[Brief] Copy out every record below, word for word.
·····
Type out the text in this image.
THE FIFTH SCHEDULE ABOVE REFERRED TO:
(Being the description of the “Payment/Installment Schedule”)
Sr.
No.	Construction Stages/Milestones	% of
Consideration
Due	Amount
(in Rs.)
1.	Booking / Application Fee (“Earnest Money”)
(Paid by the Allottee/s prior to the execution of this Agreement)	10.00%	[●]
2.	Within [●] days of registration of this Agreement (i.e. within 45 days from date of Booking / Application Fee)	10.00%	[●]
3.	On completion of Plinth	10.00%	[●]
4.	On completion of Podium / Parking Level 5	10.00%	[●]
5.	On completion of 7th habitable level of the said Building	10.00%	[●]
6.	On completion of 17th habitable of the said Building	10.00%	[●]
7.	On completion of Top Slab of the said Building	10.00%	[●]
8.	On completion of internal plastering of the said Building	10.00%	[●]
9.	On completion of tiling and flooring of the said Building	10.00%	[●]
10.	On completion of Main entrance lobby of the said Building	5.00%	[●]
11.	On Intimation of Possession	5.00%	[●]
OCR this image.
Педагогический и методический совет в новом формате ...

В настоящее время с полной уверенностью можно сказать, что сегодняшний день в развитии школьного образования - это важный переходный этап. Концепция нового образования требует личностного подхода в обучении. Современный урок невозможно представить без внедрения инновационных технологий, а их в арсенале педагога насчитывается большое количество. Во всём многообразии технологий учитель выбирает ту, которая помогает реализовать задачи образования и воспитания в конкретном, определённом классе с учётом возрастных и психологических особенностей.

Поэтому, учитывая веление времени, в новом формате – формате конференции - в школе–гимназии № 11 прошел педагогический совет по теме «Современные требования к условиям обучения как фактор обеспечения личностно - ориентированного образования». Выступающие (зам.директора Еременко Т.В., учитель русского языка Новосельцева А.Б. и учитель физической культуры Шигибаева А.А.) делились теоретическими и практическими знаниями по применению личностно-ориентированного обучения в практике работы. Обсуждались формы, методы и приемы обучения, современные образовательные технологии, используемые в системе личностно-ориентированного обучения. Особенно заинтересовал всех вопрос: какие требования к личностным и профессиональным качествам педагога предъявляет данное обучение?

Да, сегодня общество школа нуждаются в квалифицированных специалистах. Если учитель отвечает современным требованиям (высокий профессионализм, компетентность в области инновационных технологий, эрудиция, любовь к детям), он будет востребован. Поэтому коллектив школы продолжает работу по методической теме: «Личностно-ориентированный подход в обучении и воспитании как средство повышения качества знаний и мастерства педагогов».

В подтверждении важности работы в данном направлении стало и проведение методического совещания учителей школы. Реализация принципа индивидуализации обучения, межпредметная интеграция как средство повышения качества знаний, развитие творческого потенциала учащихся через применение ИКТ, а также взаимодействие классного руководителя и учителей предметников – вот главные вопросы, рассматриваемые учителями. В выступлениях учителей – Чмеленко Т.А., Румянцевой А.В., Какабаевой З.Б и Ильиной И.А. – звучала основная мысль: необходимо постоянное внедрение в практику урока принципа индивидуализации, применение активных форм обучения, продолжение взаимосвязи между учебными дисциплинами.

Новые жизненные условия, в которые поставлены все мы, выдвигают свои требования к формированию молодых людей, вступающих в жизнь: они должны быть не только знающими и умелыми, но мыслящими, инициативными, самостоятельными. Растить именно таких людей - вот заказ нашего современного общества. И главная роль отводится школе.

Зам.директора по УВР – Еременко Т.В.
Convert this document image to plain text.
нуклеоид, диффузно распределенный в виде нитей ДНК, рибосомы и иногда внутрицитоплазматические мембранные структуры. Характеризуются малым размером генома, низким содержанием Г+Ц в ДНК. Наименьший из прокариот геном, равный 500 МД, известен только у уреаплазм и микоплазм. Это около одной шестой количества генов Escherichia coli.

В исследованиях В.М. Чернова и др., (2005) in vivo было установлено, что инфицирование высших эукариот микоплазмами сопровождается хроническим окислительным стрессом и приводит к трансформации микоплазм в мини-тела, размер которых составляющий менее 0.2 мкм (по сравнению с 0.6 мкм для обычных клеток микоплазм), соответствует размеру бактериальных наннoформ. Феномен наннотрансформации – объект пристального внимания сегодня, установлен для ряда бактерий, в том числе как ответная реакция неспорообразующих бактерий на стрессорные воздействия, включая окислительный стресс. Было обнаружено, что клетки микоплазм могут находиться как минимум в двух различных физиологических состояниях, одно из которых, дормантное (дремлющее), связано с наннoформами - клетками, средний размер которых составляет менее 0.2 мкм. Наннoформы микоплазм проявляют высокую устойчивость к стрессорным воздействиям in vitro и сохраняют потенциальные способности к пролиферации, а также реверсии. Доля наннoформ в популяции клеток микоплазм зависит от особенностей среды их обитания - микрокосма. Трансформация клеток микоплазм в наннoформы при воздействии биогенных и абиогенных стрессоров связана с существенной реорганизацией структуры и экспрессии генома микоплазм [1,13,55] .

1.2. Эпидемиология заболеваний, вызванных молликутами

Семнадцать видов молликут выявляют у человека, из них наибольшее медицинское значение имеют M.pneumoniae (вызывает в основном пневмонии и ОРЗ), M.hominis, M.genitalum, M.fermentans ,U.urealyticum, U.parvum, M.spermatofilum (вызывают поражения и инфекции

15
·····
[Written solution]
Type out the text in this image.
THE FIFTH SCHEDULE ABOVE REFERRED TO:
(Being the description of the “Payment/Installment Schedule”)
Sr.
No.	Construction Stages/Milestones	% of
Consideration
Due	Amount
(in Rs.)
1.	Booking / Application Fee (“Earnest Money”)
(Paid by the Allottee/s prior to the execution of this Agreement)	10.00%	[●]
2.	Within [●] days of registration of this Agreement (i.e. within 45 days from date of Booking / Application Fee)	10.00%	[●]
3.	On completion of Plinth	10.00%	[●]
4.	On completion of Podium / Parking Level 5	10.00%	[●]
5.	On completion of 7th habitable level of the said Building	10.00%	[●]
6.	On completion of 17th habitable of the said Building	10.00%	[●]
7.	On completion of Top Slab of the said Building	10.00%	[●]
8.	On completion of internal plastering of the said Building	10.00%	[●]
9.	On completion of tiling and flooring of the said Building	10.00%	[●]
10.	On completion of Main entrance lobby of the said Building	5.00%	[●]
11.	On Intimation of Possession	5.00%	[●]
OCR this image.
Педагогический и методический совет в новом формате ...

В настоящее время с полной уверенностью можно сказать, что сегодняшний день в развитии школьного образования - это важный переходный этап. Концепция нового образования требует личностного подхода в обучении. Современный урок невозможно представить без внедрения инновационных технологий, а их в арсенале педагога насчитывается большое количество. Во всём многообразии технологий учитель выбирает ту, которая помогает реализовать задачи образования и воспитания в конкретном, определённом классе с учётом возрастных и психологических особенностей.

Поэтому, учитывая веление времени, в новом формате – формате конференции - в школе–гимназии № 11 прошел педагогический совет по теме «Современные требования к условиям обучения как фактор обеспечения личностно - ориентированного образования». Выступающие (зам.директора Еременко Т.В., учитель русского языка Новосельцева А.Б. и учитель физической культуры Шигибаева А.А.) делились теоретическими и практическими знаниями по применению личностно-ориентированного обучения в практике работы. Обсуждались формы, методы и приемы обучения, современные образовательные технологии, используемые в системе личностно-ориентированного обучения. Особенно заинтересовал всех вопрос: какие требования к личностным и профессиональным качествам педагога предъявляет данное обучение?

Да, сегодня общество школа нуждаются в квалифицированных специалистах. Если учитель отвечает современным требованиям (высокий профессионализм, компетентность в области инновационных технологий, эрудиция, любовь к детям), он будет востребован. Поэтому коллектив школы продолжает работу по методической теме: «Личностно-ориентированный подход в обучении и воспитании как средство повышения качества знаний и мастерства педагогов».

В подтверждении важности работы в данном направлении стало и проведение методического совещания учителей школы. Реализация принципа индивидуализации обучения, межпредметная интеграция как средство повышения качества знаний, развитие творческого потенциала учащихся через применение ИКТ, а также взаимодействие классного руководителя и учителей предметников – вот главные вопросы, рассматриваемые учителями. В выступлениях учителей – Чмеленко Т.А., Румянцевой А.В., Какабаевой З.Б и Ильиной И.А. – звучала основная мысль: необходимо постоянное внедрение в практику урока принципа индивидуализации, применение активных форм обучения, продолжение взаимосвязи между учебными дисциплинами.

Новые жизненные условия, в которые поставлены все мы, выдвигают свои требования к формированию молодых людей, вступающих в жизнь: они должны быть не только знающими и умелыми, но мыслящими, инициативными, самостоятельными. Растить именно таких людей - вот заказ нашего современного общества. И главная роль отводится школе.

Зам.директора по УВР – Еременко Т.В.
Convert this document image to plain text.
нуклеоид, диффузно распределенный в виде нитей ДНК, рибосомы и иногда внутрицитоплазматические мембранные структуры. Характеризуются малым размером генома, низким содержанием Г+Ц в ДНК. Наименьший из прокариот геном, равный 500 МД, известен только у уреаплазм и микоплазм. Это около одной шестой количества генов Escherichia coli.

В исследованиях В.М. Чернова и др., (2005) in vivo было установлено, что инфицирование высших эукариот микоплазмами сопровождается хроническим окислительным стрессом и приводит к трансформации микоплазм в мини-тела, размер которых составляющий менее 0.2 мкм (по сравнению с 0.6 мкм для обычных клеток микоплазм), соответствует размеру бактериальных наннoформ. Феномен наннотрансформации – объект пристального внимания сегодня, установлен для ряда бактерий, в том числе как ответная реакция неспорообразующих бактерий на стрессорные воздействия, включая окислительный стресс. Было обнаружено, что клетки микоплазм могут находиться как минимум в двух различных физиологических состояниях, одно из которых, дормантное (дремлющее), связано с наннoформами - клетками, средний размер которых составляет менее 0.2 мкм. Наннoформы микоплазм проявляют высокую устойчивость к стрессорным воздействиям in vitro и сохраняют потенциальные способности к пролиферации, а также реверсии. Доля наннoформ в популяции клеток микоплазм зависит от особенностей среды их обитания - микрокосма. Трансформация клеток микоплазм в наннoформы при воздействии биогенных и абиогенных стрессоров связана с существенной реорганизацией структуры и экспрессии генома микоплазм [1,13,55] .

1.2. Эпидемиология заболеваний, вызванных молликутами

Семнадцать видов молликут выявляют у человека, из них наибольшее медицинское значение имеют M.pneumoniae (вызывает в основном пневмонии и ОРЗ), M.hominis, M.genitalum, M.fermentans ,U.urealyticum, U.parvum, M.spermatofilum (вызывают поражения и инфекции

15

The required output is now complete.